◆ **Exercise goal**:
Restate the entries below verbatim.

[Stored records]
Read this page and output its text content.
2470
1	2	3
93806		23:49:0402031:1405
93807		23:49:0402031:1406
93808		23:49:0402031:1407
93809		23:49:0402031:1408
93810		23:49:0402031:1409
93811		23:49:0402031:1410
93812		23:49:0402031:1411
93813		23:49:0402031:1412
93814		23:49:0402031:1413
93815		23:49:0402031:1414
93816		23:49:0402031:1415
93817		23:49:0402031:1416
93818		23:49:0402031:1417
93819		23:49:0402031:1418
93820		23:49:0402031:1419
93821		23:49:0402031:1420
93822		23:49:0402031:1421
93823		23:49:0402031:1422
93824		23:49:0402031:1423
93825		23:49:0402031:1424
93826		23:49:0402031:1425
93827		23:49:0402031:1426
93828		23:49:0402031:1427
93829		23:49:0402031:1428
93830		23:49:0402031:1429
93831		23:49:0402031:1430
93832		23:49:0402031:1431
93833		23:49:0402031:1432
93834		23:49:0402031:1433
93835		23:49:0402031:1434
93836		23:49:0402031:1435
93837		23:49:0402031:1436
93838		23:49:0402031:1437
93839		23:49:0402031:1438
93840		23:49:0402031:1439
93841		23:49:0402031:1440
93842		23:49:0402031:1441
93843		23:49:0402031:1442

◆ **Full output**:
Read this page and output its text content.
2470
1	2	3
93806		23:49:0402031:1405
93807		23:49:0402031:1406
93808		23:49:0402031:1407
93809		23:49:0402031:1408
93810		23:49:0402031:1409
93811		23:49:0402031:1410
93812		23:49:0402031:1411
93813		23:49:0402031:1412
93814		23:49:0402031:1413
93815		23:49:0402031:1414
93816		23:49:0402031:1415
93817		23:49:0402031:1416
93818		23:49:0402031:1417
93819		23:49:0402031:1418
93820		23:49:0402031:1419
93821		23:49:0402031:1420
93822		23:49:0402031:1421
93823		23:49:0402031:1422
93824		23:49:0402031:1423
93825		23:49:0402031:1424
93826		23:49:0402031:1425
93827		23:49:0402031:1426
93828		23:49:0402031:1427
93829		23:49:0402031:1428
93830		23:49:0402031:1429
93831		23:49:0402031:1430
93832		23:49:0402031:1431
93833		23:49:0402031:1432
93834		23:49:0402031:1433
93835		23:49:0402031:1434
93836		23:49:0402031:1435
93837		23:49:0402031:1436
93838		23:49:0402031:1437
93839		23:49:0402031:1438
93840		23:49:0402031:1439
93841		23:49:0402031:1440
93842		23:49:0402031:1441
93843		23:49:0402031:1442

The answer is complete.